What needs to be done: Every entry that follows needs to be repeated exactly.

Extracts from a graphics dataset
☆ ☆ ☆ ☆ ☆
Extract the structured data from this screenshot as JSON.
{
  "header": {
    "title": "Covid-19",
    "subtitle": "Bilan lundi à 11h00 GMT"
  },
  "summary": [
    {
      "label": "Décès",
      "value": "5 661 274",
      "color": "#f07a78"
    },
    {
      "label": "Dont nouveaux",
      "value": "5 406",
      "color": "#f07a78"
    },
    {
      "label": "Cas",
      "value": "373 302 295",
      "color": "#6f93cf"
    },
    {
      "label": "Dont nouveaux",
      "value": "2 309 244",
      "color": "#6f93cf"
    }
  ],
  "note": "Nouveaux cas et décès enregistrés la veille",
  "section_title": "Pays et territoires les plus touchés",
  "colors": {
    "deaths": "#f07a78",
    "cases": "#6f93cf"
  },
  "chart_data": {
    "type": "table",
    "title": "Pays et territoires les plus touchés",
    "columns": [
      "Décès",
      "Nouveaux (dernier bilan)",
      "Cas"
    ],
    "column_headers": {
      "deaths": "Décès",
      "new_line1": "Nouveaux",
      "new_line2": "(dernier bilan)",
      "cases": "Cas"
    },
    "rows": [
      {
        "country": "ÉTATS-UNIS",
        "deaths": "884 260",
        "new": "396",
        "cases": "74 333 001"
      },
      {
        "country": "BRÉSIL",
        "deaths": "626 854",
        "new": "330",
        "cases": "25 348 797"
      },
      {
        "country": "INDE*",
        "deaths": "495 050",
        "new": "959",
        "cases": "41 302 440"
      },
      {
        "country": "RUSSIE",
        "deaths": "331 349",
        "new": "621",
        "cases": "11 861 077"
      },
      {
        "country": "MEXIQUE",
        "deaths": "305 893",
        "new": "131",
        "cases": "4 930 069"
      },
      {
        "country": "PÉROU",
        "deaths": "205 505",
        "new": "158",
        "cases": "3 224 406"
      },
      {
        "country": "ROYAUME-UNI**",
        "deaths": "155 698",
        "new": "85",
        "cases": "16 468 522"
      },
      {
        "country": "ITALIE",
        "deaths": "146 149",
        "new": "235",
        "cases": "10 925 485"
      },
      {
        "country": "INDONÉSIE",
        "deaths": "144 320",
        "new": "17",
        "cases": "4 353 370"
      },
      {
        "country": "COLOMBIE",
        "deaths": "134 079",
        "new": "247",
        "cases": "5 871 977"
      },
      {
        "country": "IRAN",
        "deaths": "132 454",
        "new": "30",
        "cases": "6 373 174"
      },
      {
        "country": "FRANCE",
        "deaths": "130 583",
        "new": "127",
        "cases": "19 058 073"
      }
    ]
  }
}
☆ ☆ ☆ ☆ ☆
The reply:
Extract the structured data from this screenshot as JSON.
{
  "header": {
    "title": "Covid-19",
    "subtitle": "Bilan lundi à 11h00 GMT"
  },
  "summary": [
    {
      "label": "Décès",
      "value": "5 661 274",
      "color": "#f07a78"
    },
    {
      "label": "Dont nouveaux",
      "value": "5 406",
      "color": "#f07a78"
    },
    {
      "label": "Cas",
      "value": "373 302 295",
      "color": "#6f93cf"
    },
    {
      "label": "Dont nouveaux",
      "value": "2 309 244",
      "color": "#6f93cf"
    }
  ],
  "note": "Nouveaux cas et décès enregistrés la veille",
  "section_title": "Pays et territoires les plus touchés",
  "colors": {
    "deaths": "#f07a78",
    "cases": "#6f93cf"
  },
  "chart_data": {
    "type": "table",
    "title": "Pays et territoires les plus touchés",
    "columns": [
      "Décès",
      "Nouveaux (dernier bilan)",
      "Cas"
    ],
    "column_headers": {
      "deaths": "Décès",
      "new_line1": "Nouveaux",
      "new_line2": "(dernier bilan)",
      "cases": "Cas"
    },
    "rows": [
      {
        "country": "ÉTATS-UNIS",
        "deaths": "884 260",
        "new": "396",
        "cases": "74 333 001"
      },
      {
        "country": "BRÉSIL",
        "deaths": "626 854",
        "new": "330",
        "cases": "25 348 797"
      },
      {
        "country": "INDE*",
        "deaths": "495 050",
        "new": "959",
        "cases": "41 302 440"
      },
      {
        "country": "RUSSIE",
        "deaths": "331 349",
        "new": "621",
        "cases": "11 861 077"
      },
      {
        "country": "MEXIQUE",
        "deaths": "305 893",
        "new": "131",
        "cases": "4 930 069"
      },
      {
        "country": "PÉROU",
        "deaths": "205 505",
        "new": "158",
        "cases": "3 224 406"
      },
      {
        "country": "ROYAUME-UNI**",
        "deaths": "155 698",
        "new": "85",
        "cases": "16 468 522"
      },
      {
        "country": "ITALIE",
        "deaths": "146 149",
        "new": "235",
        "cases": "10 925 485"
      },
      {
        "country": "INDONÉSIE",
        "deaths": "144 320",
        "new": "17",
        "cases": "4 353 370"
      },
      {
        "country": "COLOMBIE",
        "deaths": "134 079",
        "new": "247",
        "cases": "5 871 977"
      },
      {
        "country": "IRAN",
        "deaths": "132 454",
        "new": "30",
        "cases": "6 373 174"
      },
      {
        "country": "FRANCE",
        "deaths": "130 583",
        "new": "127",
        "cases": "19 058 073"
      }
    ]
  }
}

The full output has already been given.